=== EXTRACTED INFORMATION ===
☆ ☆ ☆ ☆ ☆ ☆ ☆

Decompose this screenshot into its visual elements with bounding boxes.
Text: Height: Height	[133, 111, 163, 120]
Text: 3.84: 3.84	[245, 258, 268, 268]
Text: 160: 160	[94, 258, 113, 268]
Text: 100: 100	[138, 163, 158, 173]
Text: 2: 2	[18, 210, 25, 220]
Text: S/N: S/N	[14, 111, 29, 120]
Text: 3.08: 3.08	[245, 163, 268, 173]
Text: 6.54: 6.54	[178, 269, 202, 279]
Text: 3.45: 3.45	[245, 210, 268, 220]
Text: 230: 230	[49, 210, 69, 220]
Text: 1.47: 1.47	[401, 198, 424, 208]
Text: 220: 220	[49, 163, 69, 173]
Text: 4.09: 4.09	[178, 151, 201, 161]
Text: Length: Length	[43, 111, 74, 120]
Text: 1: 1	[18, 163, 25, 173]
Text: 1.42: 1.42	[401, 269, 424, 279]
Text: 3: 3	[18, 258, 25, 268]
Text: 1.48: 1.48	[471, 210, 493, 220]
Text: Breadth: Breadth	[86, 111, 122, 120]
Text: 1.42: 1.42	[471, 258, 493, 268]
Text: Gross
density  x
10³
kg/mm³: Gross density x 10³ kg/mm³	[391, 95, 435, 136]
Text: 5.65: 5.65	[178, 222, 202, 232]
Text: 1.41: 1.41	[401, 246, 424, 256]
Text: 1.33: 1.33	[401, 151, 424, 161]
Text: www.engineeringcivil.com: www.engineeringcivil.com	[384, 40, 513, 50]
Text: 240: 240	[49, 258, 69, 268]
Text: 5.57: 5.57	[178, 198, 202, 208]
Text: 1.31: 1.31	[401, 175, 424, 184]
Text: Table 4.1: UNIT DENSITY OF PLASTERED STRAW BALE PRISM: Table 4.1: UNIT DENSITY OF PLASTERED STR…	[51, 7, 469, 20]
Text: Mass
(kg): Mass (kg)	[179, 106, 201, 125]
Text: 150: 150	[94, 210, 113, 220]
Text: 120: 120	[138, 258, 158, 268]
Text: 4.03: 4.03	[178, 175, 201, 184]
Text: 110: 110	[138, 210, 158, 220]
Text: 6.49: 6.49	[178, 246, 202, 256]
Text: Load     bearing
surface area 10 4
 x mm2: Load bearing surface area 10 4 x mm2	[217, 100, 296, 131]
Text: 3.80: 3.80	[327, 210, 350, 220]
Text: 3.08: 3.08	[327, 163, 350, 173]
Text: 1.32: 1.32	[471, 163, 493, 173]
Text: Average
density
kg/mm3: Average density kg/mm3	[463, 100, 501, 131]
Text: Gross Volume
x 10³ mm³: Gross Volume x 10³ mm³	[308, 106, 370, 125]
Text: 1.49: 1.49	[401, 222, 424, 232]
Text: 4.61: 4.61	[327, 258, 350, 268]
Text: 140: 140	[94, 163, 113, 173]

☆ ☆ ☆ ☆ ☆ ☆ ☆

=== GOAL ===
Render every line above as a JSON array of strings, one string per line, omitting any blank lines.

=== RESPONSE TO THIS EXERCISE ===
[
  "Decompose this screenshot into its visual elements with bounding boxes.",
  "Text: Height: Height\t[133, 111, 163, 120]",
  "Text: 3.84: 3.84\t[245, 258, 268, 268]",
  "Text: 160: 160\t[94, 258, 113, 268]",
  "Text: 100: 100\t[138, 163, 158, 173]",
  "Text: 2: 2\t[18, 210, 25, 220]",
  "Text: S/N: S/N\t[14, 111, 29, 120]",
  "Text: 3.08: 3.08\t[245, 163, 268, 173]",
  "Text: 6.54: 6.54\t[178, 269, 202, 279]",
  "Text: 3.45: 3.45\t[245, 210, 268, 220]",
  "Text: 230: 230\t[49, 210, 69, 220]",
  "Text: 1.47: 1.47\t[401, 198, 424, 208]",
  "Text: 220: 220\t[49, 163, 69, 173]",
  "Text: 4.09: 4.09\t[178, 151, 201, 161]",
  "Text: Length: Length\t[43, 111, 74, 120]",
  "Text: 1: 1\t[18, 163, 25, 173]",
  "Text: 1.42: 1.42\t[401, 269, 424, 279]",
  "Text: 3: 3\t[18, 258, 25, 268]",
  "Text: 1.48: 1.48\t[471, 210, 493, 220]",
  "Text: Breadth: Breadth\t[86, 111, 122, 120]",
  "Text: 1.42: 1.42\t[471, 258, 493, 268]",
  "Text: Gross",
  "density  x",
  "10³",
  "kg/mm³: Gross density x 10³ kg/mm³\t[391, 95, 435, 136]",
  "Text: 5.65: 5.65\t[178, 222, 202, 232]",
  "Text: 1.41: 1.41\t[401, 246, 424, 256]",
  "Text: 1.33: 1.33\t[401, 151, 424, 161]",
  "Text: www.engineeringcivil.com: www.engineeringcivil.com\t[384, 40, 513, 50]",
  "Text: 240: 240\t[49, 258, 69, 268]",
  "Text: 5.57: 5.57\t[178, 198, 202, 208]",
  "Text: 1.31: 1.31\t[401, 175, 424, 184]",
  "Text: Table 4.1: UNIT DENSITY OF PLASTERED STRAW BALE PRISM: Table 4.1: UNIT DENSITY OF PLASTERED STR…\t[51, 7, 469, 20]",
  "Text: Mass",
  "(kg): Mass (kg)\t[179, 106, 201, 125]",
  "Text: 150: 150\t[94, 210, 113, 220]",
  "Text: 120: 120\t[138, 258, 158, 268]",
  "Text: 4.03: 4.03\t[178, 175, 201, 184]",
  "Text: 110: 110\t[138, 210, 158, 220]",
  "Text: 6.49: 6.49\t[178, 246, 202, 256]",
  "Text: Load     bearing",
  "surface area 10 4",
  " x mm2: Load bearing surface area 10 4 x mm2\t[217, 100, 296, 131]",
  "Text: 3.80: 3.80\t[327, 210, 350, 220]",
  "Text: 3.08: 3.08\t[327, 163, 350, 173]",
  "Text: 1.32: 1.32\t[471, 163, 493, 173]",
  "Text: Average",
  "density",
  "kg/mm3: Average density kg/mm3\t[463, 100, 501, 131]",
  "Text: Gross Volume",
  "x 10³ mm³: Gross Volume x 10³ mm³\t[308, 106, 370, 125]",
  "Text: 1.49: 1.49\t[401, 222, 424, 232]",
  "Text: 4.61: 4.61\t[327, 258, 350, 268]",
  "Text: 140: 140\t[94, 163, 113, 173]"
]